Given records:
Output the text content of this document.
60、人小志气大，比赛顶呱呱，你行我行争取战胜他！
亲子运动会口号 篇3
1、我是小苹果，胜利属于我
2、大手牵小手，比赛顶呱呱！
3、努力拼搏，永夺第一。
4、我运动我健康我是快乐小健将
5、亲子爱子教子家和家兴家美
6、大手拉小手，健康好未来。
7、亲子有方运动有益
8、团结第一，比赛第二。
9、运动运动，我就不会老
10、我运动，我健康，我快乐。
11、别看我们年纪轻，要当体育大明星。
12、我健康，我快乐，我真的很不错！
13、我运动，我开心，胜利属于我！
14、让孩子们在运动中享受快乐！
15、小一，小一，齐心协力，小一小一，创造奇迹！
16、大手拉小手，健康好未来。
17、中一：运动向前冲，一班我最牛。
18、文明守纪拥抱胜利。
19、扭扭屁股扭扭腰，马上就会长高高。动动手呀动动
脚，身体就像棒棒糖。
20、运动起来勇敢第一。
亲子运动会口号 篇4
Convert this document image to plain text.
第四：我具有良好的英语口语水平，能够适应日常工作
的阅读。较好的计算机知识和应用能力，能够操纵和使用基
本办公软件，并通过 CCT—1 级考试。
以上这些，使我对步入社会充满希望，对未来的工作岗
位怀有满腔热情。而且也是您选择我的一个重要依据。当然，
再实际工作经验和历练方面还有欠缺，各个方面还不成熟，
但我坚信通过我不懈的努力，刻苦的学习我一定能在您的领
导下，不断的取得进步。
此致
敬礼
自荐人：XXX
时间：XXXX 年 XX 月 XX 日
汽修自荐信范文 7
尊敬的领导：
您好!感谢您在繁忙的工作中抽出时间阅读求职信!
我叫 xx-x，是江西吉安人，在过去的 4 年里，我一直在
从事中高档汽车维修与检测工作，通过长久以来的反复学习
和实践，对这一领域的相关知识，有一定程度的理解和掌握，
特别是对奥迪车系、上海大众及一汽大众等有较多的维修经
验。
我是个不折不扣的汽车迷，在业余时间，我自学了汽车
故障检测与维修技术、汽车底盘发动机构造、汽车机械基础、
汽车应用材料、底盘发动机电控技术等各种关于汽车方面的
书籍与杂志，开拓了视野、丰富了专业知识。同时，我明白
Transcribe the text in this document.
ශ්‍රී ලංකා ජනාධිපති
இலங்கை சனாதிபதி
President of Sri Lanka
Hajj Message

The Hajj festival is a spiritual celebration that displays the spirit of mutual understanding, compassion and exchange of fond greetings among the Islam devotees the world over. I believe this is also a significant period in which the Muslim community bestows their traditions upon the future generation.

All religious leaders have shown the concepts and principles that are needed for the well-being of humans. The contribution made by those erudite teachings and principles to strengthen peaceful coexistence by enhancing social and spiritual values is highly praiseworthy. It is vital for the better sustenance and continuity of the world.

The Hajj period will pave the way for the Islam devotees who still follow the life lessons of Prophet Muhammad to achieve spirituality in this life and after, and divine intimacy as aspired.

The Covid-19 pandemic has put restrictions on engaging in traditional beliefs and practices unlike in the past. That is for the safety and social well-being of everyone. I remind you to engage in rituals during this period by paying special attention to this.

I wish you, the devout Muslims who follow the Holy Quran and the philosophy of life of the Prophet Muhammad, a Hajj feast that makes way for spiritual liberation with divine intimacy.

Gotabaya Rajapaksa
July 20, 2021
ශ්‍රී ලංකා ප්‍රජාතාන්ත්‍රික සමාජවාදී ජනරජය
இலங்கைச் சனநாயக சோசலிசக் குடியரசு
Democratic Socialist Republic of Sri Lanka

Aim: Copy out every line of the material above that mentions the word "Lanka".

Solution to this task:
President of Sri Lanka
Democratic Socialist Republic of Sri Lanka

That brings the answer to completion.